**Problems to solve**
1: From the Day 20 dating diary entry, print the passage from "Day 20: Broad" to "Onward and upward.".
2: List the names of all the Match.com stats given in the Day 20 dating diary entry.

**Text passage**
***
Day 20: Broad Appeal
December 7th, 2005Match.com stats:
Total profile views: 1258 (54 since yesterday) New received emails: 2 unsolicited New sent emails: 1 new, 0 reply New winks: 1 Optimism level: Onward and upward.
It’s been three days since I emailed “Homer” and four days since I called Bodybuilder Boy, so now I have to determine if there’s something I did in a 20 second voice mail or three line email message to cause their disappearing acts. As for the phone message, I get a lot of compliments on my voice, so I’m certain it’s not that. In my last email message to Bodybuilder Boy, I mentioned that every time I read or responded to one of his emails the song line that opens his profile would get stuck in my head for hours. So when I left the message I referenced that fact then quipped if we ever actually met I might end up at a nutty farm as a result. Maybe he took me too seriously and decided to spare my sanity.
***
[Structured page parsing data]
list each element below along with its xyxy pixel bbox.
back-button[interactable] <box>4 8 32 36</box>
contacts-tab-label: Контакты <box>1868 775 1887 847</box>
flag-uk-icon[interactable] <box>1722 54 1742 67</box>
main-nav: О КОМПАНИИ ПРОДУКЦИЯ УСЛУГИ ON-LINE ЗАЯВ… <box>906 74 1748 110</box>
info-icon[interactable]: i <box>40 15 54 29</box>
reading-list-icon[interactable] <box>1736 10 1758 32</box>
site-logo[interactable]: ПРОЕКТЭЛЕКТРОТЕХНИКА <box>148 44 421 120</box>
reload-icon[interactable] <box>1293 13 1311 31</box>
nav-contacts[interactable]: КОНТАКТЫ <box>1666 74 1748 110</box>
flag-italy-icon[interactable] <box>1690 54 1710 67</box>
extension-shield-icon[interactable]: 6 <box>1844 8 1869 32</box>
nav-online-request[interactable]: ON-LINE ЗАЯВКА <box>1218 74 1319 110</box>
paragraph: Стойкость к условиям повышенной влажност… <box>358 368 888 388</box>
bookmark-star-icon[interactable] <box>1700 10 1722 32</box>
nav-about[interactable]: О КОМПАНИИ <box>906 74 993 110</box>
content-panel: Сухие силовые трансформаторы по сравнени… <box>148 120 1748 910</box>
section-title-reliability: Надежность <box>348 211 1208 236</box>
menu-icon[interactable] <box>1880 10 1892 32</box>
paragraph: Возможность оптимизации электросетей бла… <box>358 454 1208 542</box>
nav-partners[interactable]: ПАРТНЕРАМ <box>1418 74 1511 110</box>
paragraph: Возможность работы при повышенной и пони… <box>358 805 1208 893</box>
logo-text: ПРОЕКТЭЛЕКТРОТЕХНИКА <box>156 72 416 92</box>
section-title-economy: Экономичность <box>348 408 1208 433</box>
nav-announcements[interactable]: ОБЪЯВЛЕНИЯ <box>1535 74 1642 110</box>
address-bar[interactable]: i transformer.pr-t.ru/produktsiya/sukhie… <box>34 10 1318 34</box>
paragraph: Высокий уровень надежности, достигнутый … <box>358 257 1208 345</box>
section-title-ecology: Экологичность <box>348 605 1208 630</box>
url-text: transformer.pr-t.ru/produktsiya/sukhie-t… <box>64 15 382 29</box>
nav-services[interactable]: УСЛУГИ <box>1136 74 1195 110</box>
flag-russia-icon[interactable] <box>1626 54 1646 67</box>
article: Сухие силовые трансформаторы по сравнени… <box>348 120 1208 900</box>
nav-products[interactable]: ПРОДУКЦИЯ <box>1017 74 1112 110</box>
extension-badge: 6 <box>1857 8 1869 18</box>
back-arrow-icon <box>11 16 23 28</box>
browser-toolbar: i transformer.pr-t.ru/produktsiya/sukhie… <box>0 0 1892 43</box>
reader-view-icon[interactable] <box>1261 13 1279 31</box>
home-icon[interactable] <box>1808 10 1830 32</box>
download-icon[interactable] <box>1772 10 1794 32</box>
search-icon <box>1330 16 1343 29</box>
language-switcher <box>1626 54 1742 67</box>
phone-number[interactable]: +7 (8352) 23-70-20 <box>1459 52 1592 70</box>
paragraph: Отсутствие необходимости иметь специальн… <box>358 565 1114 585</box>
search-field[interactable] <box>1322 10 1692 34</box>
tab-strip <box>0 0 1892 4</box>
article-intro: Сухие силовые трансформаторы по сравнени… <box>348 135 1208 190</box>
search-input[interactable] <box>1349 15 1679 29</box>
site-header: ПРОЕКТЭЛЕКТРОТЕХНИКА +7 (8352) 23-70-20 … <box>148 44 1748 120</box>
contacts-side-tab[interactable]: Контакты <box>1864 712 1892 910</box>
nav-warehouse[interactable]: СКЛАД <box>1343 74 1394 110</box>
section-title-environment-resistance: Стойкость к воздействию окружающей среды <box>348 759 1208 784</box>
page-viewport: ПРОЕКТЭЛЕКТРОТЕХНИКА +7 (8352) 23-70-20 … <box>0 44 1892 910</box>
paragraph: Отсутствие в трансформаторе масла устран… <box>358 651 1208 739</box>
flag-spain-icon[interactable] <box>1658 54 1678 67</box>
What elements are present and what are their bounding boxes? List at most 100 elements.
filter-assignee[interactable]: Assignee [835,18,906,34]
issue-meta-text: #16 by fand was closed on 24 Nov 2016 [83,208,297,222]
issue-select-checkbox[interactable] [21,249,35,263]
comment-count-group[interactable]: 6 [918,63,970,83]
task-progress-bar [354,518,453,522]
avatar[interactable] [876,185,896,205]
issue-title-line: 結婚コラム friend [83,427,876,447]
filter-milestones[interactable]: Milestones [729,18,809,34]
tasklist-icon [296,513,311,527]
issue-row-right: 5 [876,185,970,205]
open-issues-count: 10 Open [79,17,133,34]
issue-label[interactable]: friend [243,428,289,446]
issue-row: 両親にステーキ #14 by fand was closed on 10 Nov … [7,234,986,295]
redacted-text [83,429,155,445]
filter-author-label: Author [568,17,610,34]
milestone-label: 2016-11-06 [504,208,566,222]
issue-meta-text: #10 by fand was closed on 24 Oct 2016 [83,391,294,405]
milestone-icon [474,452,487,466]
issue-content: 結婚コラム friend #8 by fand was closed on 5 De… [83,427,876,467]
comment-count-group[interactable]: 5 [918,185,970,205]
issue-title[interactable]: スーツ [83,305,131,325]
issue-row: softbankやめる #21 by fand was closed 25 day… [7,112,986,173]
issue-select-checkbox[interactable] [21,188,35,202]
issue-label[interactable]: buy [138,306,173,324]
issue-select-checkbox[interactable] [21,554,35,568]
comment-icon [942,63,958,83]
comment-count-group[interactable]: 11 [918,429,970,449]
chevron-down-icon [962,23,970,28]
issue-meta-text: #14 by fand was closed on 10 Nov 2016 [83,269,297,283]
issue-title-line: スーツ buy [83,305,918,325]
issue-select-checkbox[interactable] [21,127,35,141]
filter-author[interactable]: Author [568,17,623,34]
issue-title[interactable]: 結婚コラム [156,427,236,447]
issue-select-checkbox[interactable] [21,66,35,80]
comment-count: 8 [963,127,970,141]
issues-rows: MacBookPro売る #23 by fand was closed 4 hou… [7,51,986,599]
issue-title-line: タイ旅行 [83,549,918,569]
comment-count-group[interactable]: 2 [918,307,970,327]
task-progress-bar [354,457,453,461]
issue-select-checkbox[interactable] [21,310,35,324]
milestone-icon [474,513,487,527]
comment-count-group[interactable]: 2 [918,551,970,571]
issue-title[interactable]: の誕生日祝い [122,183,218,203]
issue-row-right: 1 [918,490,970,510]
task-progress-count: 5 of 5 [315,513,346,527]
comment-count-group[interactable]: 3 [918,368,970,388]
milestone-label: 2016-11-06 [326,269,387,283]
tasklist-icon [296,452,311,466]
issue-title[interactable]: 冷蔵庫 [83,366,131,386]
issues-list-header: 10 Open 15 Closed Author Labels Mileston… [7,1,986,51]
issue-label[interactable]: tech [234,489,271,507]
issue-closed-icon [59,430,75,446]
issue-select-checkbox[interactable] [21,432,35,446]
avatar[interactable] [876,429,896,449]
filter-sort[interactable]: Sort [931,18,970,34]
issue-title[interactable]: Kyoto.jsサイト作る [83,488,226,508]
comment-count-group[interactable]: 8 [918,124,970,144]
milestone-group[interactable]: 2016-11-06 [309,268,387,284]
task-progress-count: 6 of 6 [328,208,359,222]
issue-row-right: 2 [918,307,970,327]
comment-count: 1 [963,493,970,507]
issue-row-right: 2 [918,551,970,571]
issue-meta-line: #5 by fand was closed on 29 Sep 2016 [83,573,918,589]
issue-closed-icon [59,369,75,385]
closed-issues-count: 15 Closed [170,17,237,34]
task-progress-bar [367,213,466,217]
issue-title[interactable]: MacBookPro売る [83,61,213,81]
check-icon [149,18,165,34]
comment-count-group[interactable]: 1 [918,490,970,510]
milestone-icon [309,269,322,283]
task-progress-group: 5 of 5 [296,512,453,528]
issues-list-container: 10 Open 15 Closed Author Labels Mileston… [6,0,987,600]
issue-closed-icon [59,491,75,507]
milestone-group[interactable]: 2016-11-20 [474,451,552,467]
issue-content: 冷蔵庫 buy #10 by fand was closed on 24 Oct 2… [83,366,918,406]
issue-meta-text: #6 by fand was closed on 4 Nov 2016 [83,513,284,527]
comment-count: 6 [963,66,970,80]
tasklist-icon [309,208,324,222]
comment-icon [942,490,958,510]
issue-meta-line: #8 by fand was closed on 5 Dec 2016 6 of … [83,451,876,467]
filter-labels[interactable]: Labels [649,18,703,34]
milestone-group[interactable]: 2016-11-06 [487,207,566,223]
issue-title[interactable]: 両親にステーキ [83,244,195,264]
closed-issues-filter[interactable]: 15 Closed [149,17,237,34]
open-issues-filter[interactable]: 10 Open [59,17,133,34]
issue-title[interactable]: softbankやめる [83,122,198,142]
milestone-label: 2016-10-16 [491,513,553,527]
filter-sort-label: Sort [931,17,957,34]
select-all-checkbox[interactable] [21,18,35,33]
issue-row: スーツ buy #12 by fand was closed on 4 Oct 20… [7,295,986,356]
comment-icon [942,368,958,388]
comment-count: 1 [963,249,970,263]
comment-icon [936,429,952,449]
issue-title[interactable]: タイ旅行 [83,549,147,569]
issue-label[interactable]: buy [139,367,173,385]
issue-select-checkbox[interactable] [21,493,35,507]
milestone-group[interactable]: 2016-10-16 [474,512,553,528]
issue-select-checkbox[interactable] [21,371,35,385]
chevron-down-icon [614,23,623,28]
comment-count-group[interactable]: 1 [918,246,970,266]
***
**Answers to the problems**
1:
Day 20: Broad Appeal
December 7th, 2005Match.com stats:
Total profile views: 1258 (54 since yesterday) New received emails: 2 unsolicited New sent emails: 1 new, 0 reply New winks: 1 Optimism level: Onward and upward.

2:
Total profile views
New received emails
New sent emails
New winks
Optimism level